- [STATED EXERCISE]
Tally up the lines where the string "teprve" appears; reply with the number only.

- [EXTRACTED INFORMATION]
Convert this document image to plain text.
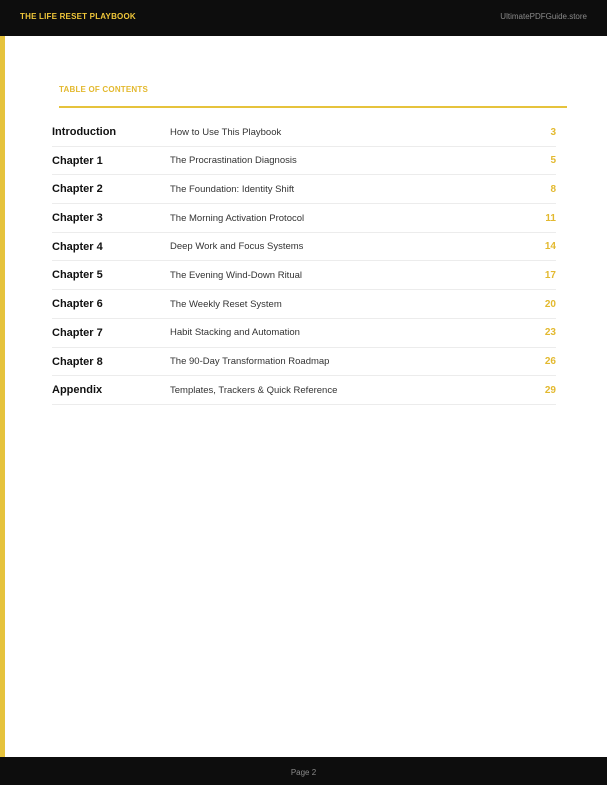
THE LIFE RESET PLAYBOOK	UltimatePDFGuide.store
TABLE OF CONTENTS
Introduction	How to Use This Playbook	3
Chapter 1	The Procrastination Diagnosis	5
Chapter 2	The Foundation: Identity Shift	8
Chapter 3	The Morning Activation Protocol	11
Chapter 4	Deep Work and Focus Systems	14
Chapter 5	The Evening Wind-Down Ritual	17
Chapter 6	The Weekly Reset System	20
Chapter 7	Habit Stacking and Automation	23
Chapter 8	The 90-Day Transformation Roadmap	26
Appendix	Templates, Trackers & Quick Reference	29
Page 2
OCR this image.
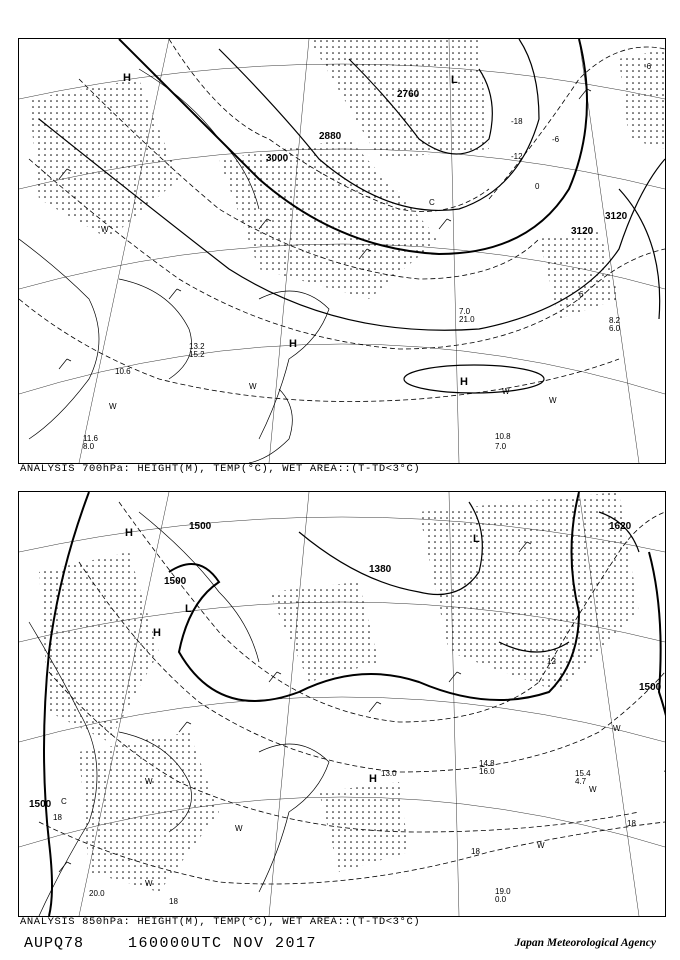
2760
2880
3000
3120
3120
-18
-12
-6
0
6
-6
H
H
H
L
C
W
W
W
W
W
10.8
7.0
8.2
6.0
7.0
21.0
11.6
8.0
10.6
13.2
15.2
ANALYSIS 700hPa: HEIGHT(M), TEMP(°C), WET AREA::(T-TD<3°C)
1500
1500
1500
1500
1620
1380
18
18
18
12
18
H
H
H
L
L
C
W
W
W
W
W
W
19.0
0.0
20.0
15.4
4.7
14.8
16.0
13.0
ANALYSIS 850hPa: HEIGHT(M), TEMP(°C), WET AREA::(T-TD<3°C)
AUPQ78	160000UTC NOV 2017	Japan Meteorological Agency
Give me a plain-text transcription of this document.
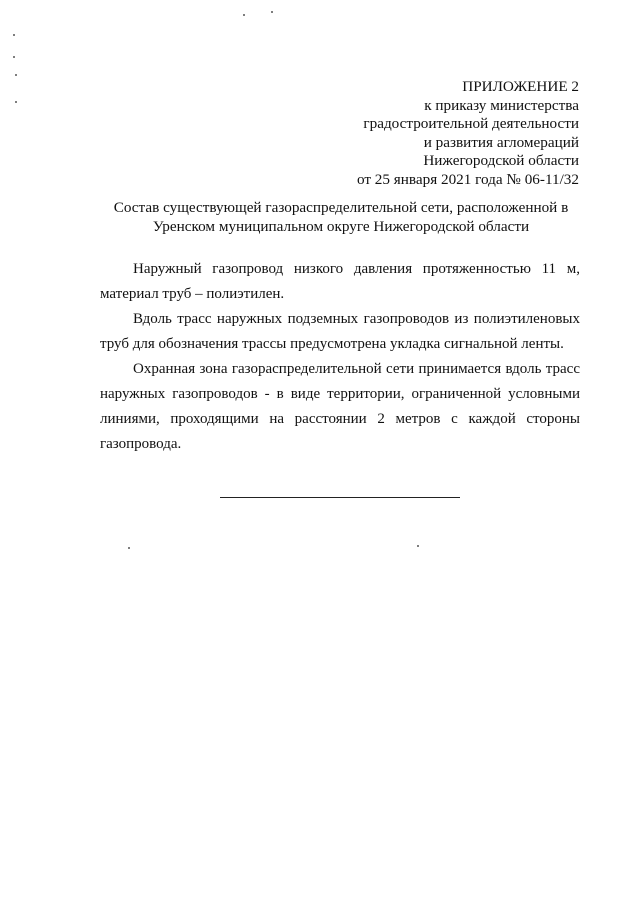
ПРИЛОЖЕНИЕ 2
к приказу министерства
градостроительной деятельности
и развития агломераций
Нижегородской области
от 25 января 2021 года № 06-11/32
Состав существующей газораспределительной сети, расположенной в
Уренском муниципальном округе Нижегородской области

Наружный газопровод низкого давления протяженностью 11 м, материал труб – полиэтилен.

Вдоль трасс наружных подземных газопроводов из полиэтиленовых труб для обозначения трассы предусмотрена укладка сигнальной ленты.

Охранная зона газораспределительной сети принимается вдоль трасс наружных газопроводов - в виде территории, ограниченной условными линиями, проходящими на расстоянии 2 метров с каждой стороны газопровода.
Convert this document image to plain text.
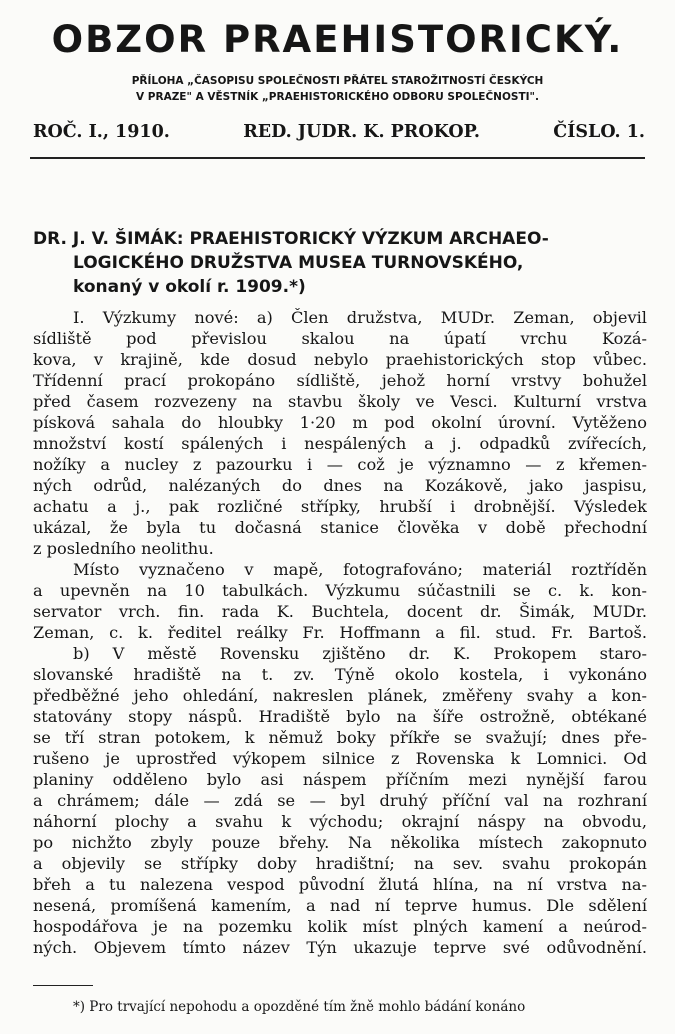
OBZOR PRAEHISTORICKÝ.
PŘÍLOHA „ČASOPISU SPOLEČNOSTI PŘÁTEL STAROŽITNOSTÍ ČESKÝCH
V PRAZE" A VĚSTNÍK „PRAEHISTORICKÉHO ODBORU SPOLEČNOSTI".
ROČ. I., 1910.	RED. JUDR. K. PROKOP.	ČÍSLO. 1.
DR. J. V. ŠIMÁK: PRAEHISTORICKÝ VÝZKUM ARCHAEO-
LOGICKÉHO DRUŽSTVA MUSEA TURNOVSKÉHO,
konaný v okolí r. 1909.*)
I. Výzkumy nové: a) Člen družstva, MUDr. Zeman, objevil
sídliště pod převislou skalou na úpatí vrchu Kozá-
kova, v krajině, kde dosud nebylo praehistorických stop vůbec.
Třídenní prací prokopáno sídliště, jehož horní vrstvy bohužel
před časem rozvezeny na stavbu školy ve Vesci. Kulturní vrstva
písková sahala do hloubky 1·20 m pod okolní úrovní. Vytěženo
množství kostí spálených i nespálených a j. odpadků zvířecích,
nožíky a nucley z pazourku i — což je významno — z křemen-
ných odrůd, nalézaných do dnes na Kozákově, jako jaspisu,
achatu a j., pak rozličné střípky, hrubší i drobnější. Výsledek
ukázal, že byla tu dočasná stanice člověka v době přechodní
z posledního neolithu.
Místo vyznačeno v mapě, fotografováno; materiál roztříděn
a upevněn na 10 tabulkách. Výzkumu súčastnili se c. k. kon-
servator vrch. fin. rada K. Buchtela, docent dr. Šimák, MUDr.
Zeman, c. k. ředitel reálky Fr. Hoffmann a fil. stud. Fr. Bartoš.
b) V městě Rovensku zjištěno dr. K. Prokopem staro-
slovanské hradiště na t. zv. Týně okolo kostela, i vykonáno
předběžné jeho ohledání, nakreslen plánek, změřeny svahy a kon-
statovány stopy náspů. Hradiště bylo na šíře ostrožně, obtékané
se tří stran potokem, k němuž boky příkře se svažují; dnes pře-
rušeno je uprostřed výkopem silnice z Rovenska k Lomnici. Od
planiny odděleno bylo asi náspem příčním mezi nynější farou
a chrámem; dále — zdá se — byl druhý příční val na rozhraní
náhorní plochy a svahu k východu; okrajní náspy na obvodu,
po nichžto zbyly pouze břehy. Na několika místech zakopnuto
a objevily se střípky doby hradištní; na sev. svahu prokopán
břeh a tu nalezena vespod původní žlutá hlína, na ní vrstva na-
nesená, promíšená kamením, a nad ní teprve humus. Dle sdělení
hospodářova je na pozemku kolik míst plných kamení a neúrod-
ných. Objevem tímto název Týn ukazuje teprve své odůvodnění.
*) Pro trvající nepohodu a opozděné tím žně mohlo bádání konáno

- [WRITTEN REPLY]
2